### 简短问题 A
据给定文段,亨廷顿试图用什么来解释历史上的这些变化?
### 简短问题 B
请把给定文段中从“到达巴勒斯坦之后,亨廷顿理解”到“们的特质,因此影响人类历史。”的部分一字不差地照录一遍。

### 给定文段
________________________

从决定论到人祸论
说说上世纪学术界对气候认识的钟摆效应
1909年,耶鲁大学地理学家和地图学家艾尔沃斯亨廷顿得到学术休假和资金去到巴勒斯坦和周边国家旅行。在当时近东地区仍然是土耳其帝国的管理之下,城镇是土耳其总督管理,地方是经常开仗的酋长管理。游牧的贝都因人从他们传统的游牧生活中获得艰苦的生存,从过路的商人获得一点供奉,有时也攻击邻居。因此到那里的旅人都需要从贝都因部落获得保护,经常需要交纳保护费。
到达巴勒斯坦之后,亨廷顿理解参与了冒险的广泛游历,认识到只有巨大的气候变化才能导致过去曾经非常繁荣的城市发生大规模的沙漠化。亨廷顿把他的中亚之旅的观察,包括骆驼路线上的变化,黑海、尼罗河的水位变化,并与古代近东地区的文明兴衰相对照,并加上其他学者和知识分子对不同国家的观察,得到的结论是历史上所有的历史变迁都是全球变化的结果。他试图用太阳活动的周期性脉动来解释这些变化,并声称物理环境的变化影响生活的质量和人们的特质,因此影响人类历史。

________________________

### 源数据
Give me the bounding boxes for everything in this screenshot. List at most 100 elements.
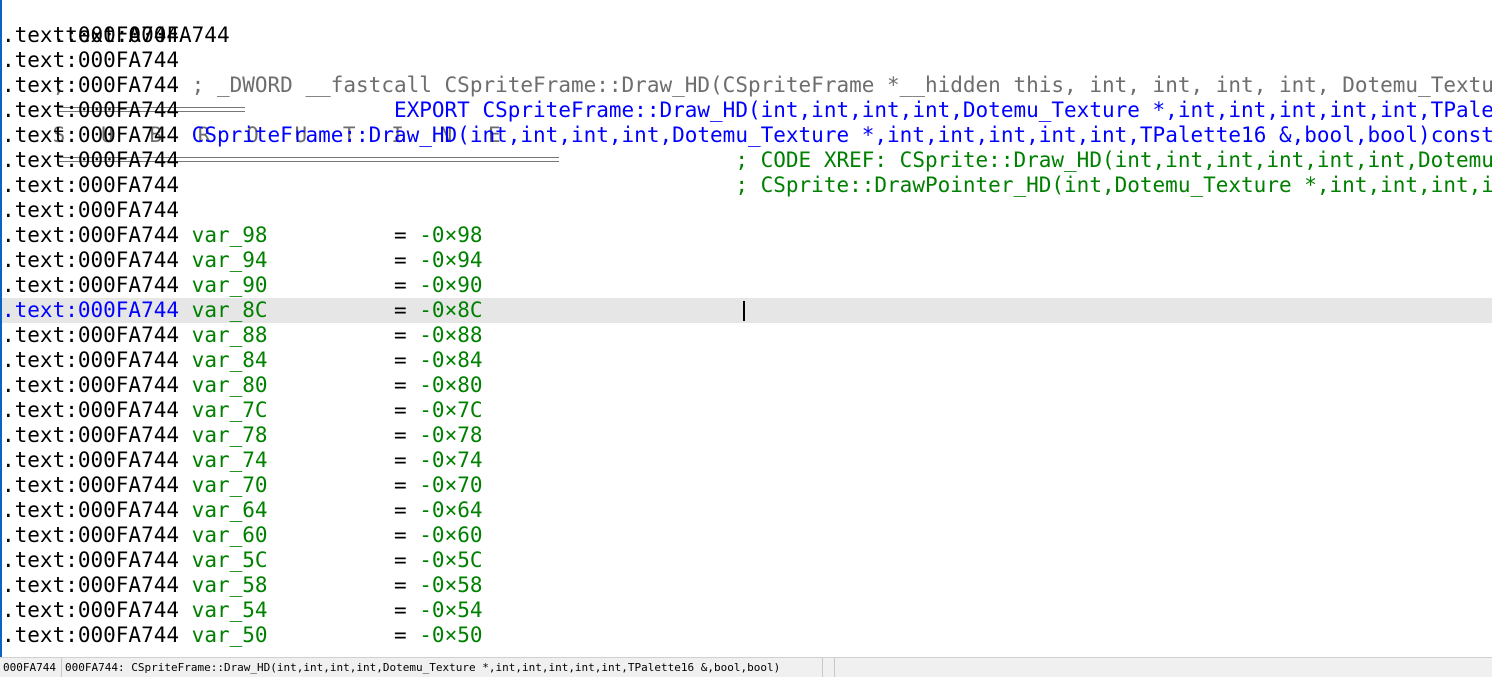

________________________

### 输出 A
太阳活动的周期性脉动。

### 输出 B
到达巴勒斯坦之后,亨廷顿理解参与了冒险的广泛游历,认识到只有巨大的气候变化才能导致过去曾经非常繁荣的城市发生大规模的沙漠化。亨廷顿把他的中亚之旅的观察,包括骆驼路线上的变化,黑海、尼罗河的水位变化,并与古代近东地区的文明兴衰相对照,并加上其他学者和知识分子对不同国家的观察,得到的结论是历史上所有的历史变迁都是全球变化的结果。他试图用太阳活动的周期性脉动来解释这些变化,并声称物理环境的变化影响生活的质量和人们的特质,因此影响人类历史。